Materials provided
************
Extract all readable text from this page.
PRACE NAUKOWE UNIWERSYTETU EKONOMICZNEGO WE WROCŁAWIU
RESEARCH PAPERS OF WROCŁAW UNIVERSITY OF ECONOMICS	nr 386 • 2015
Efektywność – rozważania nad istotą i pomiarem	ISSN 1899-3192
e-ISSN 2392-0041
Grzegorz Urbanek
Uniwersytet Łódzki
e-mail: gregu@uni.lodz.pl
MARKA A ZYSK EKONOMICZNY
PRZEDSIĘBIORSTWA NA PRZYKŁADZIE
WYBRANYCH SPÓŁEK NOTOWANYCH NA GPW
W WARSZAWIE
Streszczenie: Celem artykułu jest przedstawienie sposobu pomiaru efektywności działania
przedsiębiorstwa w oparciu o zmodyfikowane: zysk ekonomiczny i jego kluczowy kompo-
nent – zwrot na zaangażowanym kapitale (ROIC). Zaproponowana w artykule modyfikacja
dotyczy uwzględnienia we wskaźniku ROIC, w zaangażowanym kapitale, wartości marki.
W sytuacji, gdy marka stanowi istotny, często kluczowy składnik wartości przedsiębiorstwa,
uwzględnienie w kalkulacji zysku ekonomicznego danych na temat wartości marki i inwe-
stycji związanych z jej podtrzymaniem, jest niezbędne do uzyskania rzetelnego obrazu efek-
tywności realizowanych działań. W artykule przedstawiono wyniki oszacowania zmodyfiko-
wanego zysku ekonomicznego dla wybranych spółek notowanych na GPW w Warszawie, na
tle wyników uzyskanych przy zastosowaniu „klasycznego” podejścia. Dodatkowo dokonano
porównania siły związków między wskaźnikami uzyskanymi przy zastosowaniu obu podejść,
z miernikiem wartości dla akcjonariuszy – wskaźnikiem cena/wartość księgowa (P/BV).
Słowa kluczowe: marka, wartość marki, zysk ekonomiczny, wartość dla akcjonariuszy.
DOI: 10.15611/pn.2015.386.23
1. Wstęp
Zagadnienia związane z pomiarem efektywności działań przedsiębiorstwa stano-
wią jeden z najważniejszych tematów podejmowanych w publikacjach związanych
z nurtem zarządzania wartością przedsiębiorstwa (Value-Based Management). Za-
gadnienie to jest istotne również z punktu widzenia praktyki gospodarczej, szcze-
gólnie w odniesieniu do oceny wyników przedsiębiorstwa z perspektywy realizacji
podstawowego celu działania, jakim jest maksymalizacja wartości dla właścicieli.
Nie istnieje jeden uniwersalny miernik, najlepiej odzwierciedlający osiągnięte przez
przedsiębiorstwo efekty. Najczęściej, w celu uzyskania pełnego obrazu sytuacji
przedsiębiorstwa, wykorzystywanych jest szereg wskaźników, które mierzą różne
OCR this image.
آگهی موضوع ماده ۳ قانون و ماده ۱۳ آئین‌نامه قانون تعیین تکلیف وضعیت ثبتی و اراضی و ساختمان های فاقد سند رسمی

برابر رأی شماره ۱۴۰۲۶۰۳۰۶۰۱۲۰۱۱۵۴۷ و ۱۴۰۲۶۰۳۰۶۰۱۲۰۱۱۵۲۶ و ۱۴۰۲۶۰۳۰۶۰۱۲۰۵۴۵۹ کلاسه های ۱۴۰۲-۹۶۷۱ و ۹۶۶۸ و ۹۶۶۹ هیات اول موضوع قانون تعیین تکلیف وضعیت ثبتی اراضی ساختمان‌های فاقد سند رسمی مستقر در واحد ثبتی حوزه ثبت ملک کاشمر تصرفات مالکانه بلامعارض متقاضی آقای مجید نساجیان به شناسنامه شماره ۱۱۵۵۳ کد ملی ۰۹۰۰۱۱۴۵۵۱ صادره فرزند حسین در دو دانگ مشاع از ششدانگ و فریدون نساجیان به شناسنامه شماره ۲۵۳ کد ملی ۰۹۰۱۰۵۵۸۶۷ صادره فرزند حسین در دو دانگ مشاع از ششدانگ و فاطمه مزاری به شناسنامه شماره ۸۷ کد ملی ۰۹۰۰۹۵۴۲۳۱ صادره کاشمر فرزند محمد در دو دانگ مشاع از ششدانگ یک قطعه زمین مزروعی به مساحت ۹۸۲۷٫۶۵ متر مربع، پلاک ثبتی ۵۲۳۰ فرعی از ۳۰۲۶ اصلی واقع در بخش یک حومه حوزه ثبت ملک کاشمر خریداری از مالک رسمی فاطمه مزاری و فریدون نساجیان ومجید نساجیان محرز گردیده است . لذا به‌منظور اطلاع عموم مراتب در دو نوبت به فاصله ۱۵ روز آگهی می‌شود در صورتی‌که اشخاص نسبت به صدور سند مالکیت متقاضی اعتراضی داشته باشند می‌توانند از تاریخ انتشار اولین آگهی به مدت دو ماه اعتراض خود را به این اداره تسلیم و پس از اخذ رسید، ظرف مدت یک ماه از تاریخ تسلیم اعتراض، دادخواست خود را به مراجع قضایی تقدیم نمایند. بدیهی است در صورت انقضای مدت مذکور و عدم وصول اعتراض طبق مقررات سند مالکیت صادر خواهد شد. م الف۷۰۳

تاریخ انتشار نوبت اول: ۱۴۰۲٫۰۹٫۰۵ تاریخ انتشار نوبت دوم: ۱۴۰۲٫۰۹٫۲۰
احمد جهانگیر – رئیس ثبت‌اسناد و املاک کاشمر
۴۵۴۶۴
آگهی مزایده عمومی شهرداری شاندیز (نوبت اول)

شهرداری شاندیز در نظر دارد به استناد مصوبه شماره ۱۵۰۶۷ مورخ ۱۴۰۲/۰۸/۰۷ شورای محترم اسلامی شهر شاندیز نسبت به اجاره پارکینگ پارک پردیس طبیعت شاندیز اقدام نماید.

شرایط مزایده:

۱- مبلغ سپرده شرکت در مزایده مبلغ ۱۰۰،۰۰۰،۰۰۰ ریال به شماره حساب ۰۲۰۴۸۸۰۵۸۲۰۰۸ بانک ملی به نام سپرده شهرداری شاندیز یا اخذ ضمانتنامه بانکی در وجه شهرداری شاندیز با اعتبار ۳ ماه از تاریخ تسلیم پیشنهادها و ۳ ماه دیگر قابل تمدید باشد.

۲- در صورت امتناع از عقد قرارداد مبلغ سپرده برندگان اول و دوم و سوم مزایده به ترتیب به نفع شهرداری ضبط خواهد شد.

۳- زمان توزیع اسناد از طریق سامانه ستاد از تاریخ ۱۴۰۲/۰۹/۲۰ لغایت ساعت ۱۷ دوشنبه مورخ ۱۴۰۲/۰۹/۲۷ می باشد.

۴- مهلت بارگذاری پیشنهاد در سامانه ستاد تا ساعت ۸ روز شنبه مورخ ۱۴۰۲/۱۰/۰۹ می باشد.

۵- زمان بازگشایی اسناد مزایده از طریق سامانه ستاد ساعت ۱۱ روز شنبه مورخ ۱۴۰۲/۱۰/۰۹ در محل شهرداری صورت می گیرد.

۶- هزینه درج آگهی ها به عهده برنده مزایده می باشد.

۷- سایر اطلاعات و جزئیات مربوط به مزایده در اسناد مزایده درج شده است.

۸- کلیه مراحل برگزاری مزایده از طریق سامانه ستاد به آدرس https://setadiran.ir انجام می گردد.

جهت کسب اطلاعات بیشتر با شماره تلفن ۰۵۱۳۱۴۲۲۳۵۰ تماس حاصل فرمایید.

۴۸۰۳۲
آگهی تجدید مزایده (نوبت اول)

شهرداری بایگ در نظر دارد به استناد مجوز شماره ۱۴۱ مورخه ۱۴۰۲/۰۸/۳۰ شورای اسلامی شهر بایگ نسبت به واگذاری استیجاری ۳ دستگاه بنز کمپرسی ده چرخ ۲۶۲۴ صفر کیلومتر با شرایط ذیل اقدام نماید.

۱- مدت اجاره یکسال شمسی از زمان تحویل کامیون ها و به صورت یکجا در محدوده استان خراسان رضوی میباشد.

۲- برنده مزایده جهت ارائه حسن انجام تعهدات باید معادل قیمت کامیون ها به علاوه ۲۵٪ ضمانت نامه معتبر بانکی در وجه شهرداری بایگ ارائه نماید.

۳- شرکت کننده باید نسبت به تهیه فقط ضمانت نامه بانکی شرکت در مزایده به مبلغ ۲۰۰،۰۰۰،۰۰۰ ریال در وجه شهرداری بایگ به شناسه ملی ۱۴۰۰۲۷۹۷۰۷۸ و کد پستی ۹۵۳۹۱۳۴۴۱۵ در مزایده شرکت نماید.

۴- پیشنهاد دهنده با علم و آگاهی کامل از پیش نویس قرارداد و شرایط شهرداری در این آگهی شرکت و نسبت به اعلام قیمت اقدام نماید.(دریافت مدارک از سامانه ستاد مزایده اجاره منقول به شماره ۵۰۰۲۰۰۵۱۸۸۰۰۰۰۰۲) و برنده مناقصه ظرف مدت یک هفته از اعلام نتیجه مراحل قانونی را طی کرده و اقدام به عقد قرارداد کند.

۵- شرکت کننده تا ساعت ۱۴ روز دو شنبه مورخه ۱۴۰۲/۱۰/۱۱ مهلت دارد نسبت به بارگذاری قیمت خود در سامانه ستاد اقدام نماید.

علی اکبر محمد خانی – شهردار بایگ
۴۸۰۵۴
************
Your task
Keep only the lines that hold the string "کامیون", and copy them out.

Expected answer
۱- مدت اجاره یکسال شمسی از زمان تحویل کامیون ها و به صورت یکجا در محدوده استان خراسان رضوی میباشد.
۲- برنده مزایده جهت ارائه حسن انجام تعهدات باید معادل قیمت کامیون ها به علاوه ۲۵٪ ضمانت نامه معتبر بانکی در وجه شهرداری بایگ ارائه نماید.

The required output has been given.